== WORK REQUIRED ==
The records that follow are to be repeated exactly, with the pictures removed.

(Dataset records)
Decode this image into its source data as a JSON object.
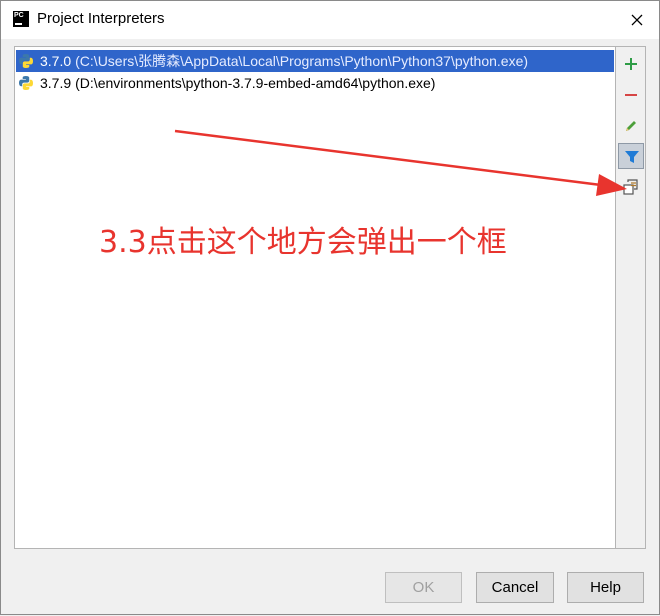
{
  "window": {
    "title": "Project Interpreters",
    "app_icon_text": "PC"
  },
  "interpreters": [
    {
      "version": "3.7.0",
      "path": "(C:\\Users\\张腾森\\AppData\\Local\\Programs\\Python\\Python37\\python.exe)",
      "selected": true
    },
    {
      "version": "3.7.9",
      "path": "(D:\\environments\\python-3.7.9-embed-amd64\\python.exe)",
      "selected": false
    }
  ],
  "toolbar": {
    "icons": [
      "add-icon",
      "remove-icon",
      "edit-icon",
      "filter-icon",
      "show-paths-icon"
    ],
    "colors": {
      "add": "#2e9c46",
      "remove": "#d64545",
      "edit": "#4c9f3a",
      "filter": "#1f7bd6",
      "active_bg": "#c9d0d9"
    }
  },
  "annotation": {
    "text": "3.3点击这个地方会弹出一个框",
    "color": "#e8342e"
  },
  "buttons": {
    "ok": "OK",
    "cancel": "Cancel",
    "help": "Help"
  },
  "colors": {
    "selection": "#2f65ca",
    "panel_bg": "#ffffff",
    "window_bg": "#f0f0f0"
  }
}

== ANSWER IN FULL ==
Decode this image into its source data as a JSON object.
{
  "window": {
    "title": "Project Interpreters",
    "app_icon_text": "PC"
  },
  "interpreters": [
    {
      "version": "3.7.0",
      "path": "(C:\\Users\\张腾森\\AppData\\Local\\Programs\\Python\\Python37\\python.exe)",
      "selected": true
    },
    {
      "version": "3.7.9",
      "path": "(D:\\environments\\python-3.7.9-embed-amd64\\python.exe)",
      "selected": false
    }
  ],
  "toolbar": {
    "icons": [
      "add-icon",
      "remove-icon",
      "edit-icon",
      "filter-icon",
      "show-paths-icon"
    ],
    "colors": {
      "add": "#2e9c46",
      "remove": "#d64545",
      "edit": "#4c9f3a",
      "filter": "#1f7bd6",
      "active_bg": "#c9d0d9"
    }
  },
  "annotation": {
    "text": "3.3点击这个地方会弹出一个框",
    "color": "#e8342e"
  },
  "buttons": {
    "ok": "OK",
    "cancel": "Cancel",
    "help": "Help"
  },
  "colors": {
    "selection": "#2f65ca",
    "panel_bg": "#ffffff",
    "window_bg": "#f0f0f0"
  }
}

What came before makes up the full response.